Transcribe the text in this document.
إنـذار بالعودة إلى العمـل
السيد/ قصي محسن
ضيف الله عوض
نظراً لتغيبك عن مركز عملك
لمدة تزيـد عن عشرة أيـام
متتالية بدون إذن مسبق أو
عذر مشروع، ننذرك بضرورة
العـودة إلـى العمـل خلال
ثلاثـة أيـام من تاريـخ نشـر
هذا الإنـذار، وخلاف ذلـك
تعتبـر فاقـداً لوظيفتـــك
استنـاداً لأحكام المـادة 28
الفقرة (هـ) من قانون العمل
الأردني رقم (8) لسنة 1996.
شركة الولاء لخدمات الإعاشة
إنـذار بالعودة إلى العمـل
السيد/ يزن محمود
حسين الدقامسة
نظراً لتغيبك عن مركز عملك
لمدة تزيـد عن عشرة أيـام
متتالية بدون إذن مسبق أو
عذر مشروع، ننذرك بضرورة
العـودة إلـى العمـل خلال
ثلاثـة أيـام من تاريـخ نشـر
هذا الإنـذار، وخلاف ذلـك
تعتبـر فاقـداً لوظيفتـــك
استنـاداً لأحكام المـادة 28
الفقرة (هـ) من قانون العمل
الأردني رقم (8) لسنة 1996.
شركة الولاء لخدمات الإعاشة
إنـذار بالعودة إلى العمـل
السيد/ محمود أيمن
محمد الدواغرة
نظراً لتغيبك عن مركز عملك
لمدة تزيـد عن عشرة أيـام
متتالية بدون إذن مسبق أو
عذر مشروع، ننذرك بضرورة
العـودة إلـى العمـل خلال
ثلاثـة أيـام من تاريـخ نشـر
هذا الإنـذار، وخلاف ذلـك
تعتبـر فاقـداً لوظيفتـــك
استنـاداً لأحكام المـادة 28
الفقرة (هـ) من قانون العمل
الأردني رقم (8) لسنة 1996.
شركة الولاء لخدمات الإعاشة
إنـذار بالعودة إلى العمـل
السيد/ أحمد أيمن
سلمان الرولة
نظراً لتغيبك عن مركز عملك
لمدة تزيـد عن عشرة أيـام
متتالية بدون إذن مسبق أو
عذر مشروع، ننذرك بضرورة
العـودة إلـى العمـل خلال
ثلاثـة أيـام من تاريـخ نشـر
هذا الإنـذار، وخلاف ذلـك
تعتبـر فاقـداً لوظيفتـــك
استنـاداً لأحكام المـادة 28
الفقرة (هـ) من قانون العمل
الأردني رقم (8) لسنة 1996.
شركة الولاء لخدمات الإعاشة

------------------------------------

• **What to do**: Return each entry from the material above exactly as it appears.

• **Result for this task**:
Transcribe the text in this document.
إنـذار بالعودة إلى العمـل
السيد/ قصي محسن
ضيف الله عوض
نظراً لتغيبك عن مركز عملك
لمدة تزيـد عن عشرة أيـام
متتالية بدون إذن مسبق أو
عذر مشروع، ننذرك بضرورة
العـودة إلـى العمـل خلال
ثلاثـة أيـام من تاريـخ نشـر
هذا الإنـذار، وخلاف ذلـك
تعتبـر فاقـداً لوظيفتـــك
استنـاداً لأحكام المـادة 28
الفقرة (هـ) من قانون العمل
الأردني رقم (8) لسنة 1996.
شركة الولاء لخدمات الإعاشة
إنـذار بالعودة إلى العمـل
السيد/ يزن محمود
حسين الدقامسة
نظراً لتغيبك عن مركز عملك
لمدة تزيـد عن عشرة أيـام
متتالية بدون إذن مسبق أو
عذر مشروع، ننذرك بضرورة
العـودة إلـى العمـل خلال
ثلاثـة أيـام من تاريـخ نشـر
هذا الإنـذار، وخلاف ذلـك
تعتبـر فاقـداً لوظيفتـــك
استنـاداً لأحكام المـادة 28
الفقرة (هـ) من قانون العمل
الأردني رقم (8) لسنة 1996.
شركة الولاء لخدمات الإعاشة
إنـذار بالعودة إلى العمـل
السيد/ محمود أيمن
محمد الدواغرة
نظراً لتغيبك عن مركز عملك
لمدة تزيـد عن عشرة أيـام
متتالية بدون إذن مسبق أو
عذر مشروع، ننذرك بضرورة
العـودة إلـى العمـل خلال
ثلاثـة أيـام من تاريـخ نشـر
هذا الإنـذار، وخلاف ذلـك
تعتبـر فاقـداً لوظيفتـــك
استنـاداً لأحكام المـادة 28
الفقرة (هـ) من قانون العمل
الأردني رقم (8) لسنة 1996.
شركة الولاء لخدمات الإعاشة
إنـذار بالعودة إلى العمـل
السيد/ أحمد أيمن
سلمان الرولة
نظراً لتغيبك عن مركز عملك
لمدة تزيـد عن عشرة أيـام
متتالية بدون إذن مسبق أو
عذر مشروع، ننذرك بضرورة
العـودة إلـى العمـل خلال
ثلاثـة أيـام من تاريـخ نشـر
هذا الإنـذار، وخلاف ذلـك
تعتبـر فاقـداً لوظيفتـــك
استنـاداً لأحكام المـادة 28
الفقرة (هـ) من قانون العمل
الأردني رقم (8) لسنة 1996.
شركة الولاء لخدمات الإعاشة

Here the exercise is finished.